- Written task:
Write out the material exactly, with the pictures left out.
* Start Data listing *
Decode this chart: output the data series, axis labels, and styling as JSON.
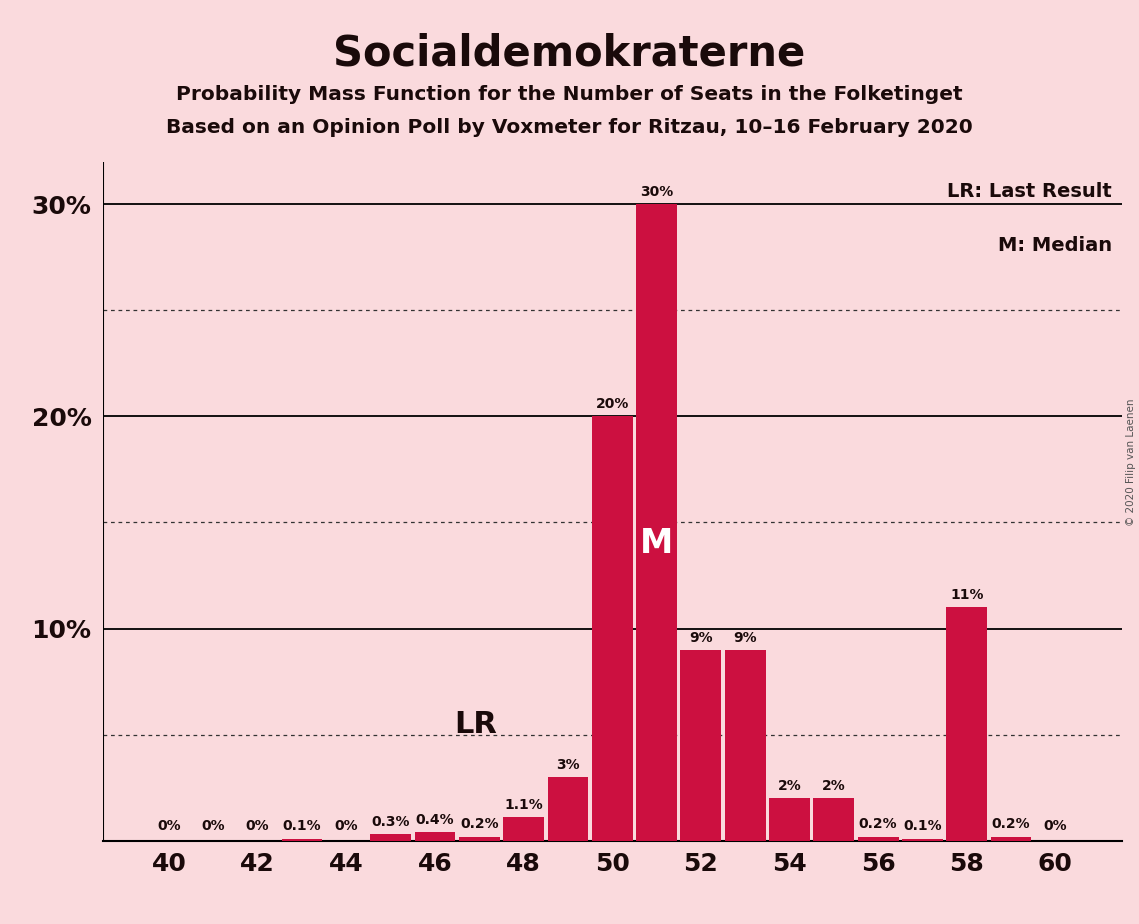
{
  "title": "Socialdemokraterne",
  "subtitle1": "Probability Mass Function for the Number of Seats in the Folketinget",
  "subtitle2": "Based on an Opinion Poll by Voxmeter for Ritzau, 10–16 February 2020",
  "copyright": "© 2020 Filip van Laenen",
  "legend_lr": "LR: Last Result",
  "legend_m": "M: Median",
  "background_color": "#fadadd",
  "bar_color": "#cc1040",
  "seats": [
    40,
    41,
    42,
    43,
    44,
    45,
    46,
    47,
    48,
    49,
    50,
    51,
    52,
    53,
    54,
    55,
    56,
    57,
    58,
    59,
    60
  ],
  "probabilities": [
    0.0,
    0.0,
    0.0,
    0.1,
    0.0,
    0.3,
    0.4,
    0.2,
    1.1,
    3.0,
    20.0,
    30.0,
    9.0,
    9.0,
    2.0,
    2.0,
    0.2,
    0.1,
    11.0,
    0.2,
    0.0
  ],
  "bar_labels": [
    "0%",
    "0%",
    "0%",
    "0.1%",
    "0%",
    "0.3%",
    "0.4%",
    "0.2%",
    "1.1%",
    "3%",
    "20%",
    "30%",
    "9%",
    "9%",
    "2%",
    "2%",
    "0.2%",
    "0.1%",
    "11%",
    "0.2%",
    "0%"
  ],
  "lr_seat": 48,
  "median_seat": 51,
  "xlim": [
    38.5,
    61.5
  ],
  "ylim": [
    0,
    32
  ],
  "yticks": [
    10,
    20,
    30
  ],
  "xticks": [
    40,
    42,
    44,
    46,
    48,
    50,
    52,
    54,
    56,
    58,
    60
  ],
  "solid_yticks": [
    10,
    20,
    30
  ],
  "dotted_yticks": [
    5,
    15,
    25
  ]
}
* End Data listing *
- Output for this exercise:
Decode this chart: output the data series, axis labels, and styling as JSON.
{
  "title": "Socialdemokraterne",
  "subtitle1": "Probability Mass Function for the Number of Seats in the Folketinget",
  "subtitle2": "Based on an Opinion Poll by Voxmeter for Ritzau, 10–16 February 2020",
  "copyright": "© 2020 Filip van Laenen",
  "legend_lr": "LR: Last Result",
  "legend_m": "M: Median",
  "background_color": "#fadadd",
  "bar_color": "#cc1040",
  "seats": [
    40,
    41,
    42,
    43,
    44,
    45,
    46,
    47,
    48,
    49,
    50,
    51,
    52,
    53,
    54,
    55,
    56,
    57,
    58,
    59,
    60
  ],
  "probabilities": [
    0.0,
    0.0,
    0.0,
    0.1,
    0.0,
    0.3,
    0.4,
    0.2,
    1.1,
    3.0,
    20.0,
    30.0,
    9.0,
    9.0,
    2.0,
    2.0,
    0.2,
    0.1,
    11.0,
    0.2,
    0.0
  ],
  "bar_labels": [
    "0%",
    "0%",
    "0%",
    "0.1%",
    "0%",
    "0.3%",
    "0.4%",
    "0.2%",
    "1.1%",
    "3%",
    "20%",
    "30%",
    "9%",
    "9%",
    "2%",
    "2%",
    "0.2%",
    "0.1%",
    "11%",
    "0.2%",
    "0%"
  ],
  "lr_seat": 48,
  "median_seat": 51,
  "xlim": [
    38.5,
    61.5
  ],
  "ylim": [
    0,
    32
  ],
  "yticks": [
    10,
    20,
    30
  ],
  "xticks": [
    40,
    42,
    44,
    46,
    48,
    50,
    52,
    54,
    56,
    58,
    60
  ],
  "solid_yticks": [
    10,
    20,
    30
  ],
  "dotted_yticks": [
    5,
    15,
    25
  ]
}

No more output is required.